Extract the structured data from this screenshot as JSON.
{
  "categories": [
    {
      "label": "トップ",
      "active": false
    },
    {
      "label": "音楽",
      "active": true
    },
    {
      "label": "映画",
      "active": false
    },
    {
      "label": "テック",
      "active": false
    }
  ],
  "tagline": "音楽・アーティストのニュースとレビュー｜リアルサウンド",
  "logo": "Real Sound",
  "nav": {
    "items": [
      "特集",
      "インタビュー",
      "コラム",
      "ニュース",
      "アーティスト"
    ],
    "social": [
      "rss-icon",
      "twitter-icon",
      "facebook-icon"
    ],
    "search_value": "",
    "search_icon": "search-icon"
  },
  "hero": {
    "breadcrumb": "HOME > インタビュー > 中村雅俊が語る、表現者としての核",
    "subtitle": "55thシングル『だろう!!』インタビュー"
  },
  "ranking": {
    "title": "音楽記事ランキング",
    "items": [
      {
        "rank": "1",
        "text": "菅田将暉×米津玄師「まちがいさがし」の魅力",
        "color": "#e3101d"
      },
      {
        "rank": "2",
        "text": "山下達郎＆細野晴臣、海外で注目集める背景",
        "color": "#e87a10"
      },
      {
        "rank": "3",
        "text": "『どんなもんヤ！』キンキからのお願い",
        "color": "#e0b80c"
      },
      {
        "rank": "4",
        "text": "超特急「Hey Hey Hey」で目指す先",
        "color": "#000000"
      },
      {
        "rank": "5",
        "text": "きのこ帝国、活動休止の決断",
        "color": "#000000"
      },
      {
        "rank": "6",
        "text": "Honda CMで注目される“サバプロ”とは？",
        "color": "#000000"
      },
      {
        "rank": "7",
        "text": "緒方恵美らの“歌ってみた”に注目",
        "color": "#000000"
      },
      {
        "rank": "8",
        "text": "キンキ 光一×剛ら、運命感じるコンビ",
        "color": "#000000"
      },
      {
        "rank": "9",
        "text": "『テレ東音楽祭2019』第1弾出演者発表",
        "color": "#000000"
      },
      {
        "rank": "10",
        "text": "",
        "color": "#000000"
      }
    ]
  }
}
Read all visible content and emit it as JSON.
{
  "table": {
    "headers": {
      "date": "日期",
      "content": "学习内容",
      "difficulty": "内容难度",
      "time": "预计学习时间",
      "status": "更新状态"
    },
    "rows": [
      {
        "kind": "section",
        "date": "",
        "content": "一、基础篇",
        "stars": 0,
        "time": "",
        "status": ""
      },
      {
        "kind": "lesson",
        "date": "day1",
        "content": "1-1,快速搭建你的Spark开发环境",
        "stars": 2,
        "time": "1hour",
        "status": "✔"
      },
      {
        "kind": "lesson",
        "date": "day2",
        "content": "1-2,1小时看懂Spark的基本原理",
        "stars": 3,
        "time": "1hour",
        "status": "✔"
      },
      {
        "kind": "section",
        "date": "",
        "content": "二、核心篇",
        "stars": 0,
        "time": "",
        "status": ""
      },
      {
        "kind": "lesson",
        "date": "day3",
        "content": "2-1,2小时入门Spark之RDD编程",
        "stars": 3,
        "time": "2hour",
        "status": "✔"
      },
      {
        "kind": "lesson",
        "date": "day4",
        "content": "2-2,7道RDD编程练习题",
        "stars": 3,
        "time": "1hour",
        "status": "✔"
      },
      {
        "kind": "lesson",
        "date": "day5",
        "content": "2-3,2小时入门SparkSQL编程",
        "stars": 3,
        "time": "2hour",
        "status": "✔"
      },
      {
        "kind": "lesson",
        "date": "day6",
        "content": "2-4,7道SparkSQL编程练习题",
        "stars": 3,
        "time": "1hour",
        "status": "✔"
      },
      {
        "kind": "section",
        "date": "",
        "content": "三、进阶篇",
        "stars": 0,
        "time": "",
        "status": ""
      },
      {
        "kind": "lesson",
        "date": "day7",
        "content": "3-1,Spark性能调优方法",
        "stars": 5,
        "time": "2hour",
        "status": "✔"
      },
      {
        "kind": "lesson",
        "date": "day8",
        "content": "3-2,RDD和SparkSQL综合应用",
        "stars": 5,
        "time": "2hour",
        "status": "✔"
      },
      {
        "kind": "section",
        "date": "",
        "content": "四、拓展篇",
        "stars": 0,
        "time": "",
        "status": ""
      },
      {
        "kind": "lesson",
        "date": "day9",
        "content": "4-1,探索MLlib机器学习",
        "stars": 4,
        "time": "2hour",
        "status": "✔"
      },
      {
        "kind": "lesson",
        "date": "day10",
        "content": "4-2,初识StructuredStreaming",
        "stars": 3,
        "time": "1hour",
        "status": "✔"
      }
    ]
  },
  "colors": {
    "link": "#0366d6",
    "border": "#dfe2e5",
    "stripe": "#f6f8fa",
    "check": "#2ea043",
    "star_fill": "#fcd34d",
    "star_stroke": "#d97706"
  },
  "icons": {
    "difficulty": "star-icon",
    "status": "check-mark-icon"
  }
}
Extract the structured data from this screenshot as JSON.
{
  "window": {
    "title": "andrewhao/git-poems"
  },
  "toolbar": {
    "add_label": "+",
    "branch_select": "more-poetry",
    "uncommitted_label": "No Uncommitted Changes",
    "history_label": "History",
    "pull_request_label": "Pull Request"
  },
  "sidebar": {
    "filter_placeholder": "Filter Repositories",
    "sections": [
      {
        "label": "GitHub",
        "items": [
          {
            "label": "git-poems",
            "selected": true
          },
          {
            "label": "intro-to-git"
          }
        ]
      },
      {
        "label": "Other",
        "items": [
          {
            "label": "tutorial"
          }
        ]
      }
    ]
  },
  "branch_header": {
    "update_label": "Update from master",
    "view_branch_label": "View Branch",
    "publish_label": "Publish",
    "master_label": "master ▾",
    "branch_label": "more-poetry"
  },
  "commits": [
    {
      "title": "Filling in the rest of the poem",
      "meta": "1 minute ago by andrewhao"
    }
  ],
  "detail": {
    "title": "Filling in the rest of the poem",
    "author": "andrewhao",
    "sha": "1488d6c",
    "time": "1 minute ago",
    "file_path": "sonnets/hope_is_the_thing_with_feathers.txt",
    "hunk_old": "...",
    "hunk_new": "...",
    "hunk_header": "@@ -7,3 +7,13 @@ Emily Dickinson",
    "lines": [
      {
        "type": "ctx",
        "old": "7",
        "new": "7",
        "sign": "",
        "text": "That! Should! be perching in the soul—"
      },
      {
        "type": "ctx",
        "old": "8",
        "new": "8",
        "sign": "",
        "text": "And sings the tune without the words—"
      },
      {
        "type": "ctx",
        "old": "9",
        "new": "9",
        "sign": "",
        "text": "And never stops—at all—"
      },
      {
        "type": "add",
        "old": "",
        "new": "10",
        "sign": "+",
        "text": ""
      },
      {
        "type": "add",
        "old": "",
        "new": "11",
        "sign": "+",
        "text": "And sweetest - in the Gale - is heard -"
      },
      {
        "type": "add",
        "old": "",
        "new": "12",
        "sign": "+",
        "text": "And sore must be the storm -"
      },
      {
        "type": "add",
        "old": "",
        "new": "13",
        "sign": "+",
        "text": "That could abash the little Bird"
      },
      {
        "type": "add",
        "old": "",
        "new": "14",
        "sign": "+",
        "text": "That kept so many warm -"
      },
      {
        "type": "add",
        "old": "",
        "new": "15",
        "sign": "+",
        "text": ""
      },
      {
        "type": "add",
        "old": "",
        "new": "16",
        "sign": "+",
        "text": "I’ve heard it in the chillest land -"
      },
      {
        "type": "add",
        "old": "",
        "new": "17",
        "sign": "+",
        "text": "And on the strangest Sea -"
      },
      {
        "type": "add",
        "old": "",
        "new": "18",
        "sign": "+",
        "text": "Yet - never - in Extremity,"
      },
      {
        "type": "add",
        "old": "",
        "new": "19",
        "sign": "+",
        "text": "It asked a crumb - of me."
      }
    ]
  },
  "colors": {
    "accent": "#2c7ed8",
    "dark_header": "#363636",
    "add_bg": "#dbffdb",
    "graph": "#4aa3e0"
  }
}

----------------

**What you are asked to do**
From the records above, pull out every line containing the word "That".

**Correct result**
        "text": "That! Should! be perching in the soul—"
        "text": "That could abash the little Bird"
        "text": "That kept so many warm -"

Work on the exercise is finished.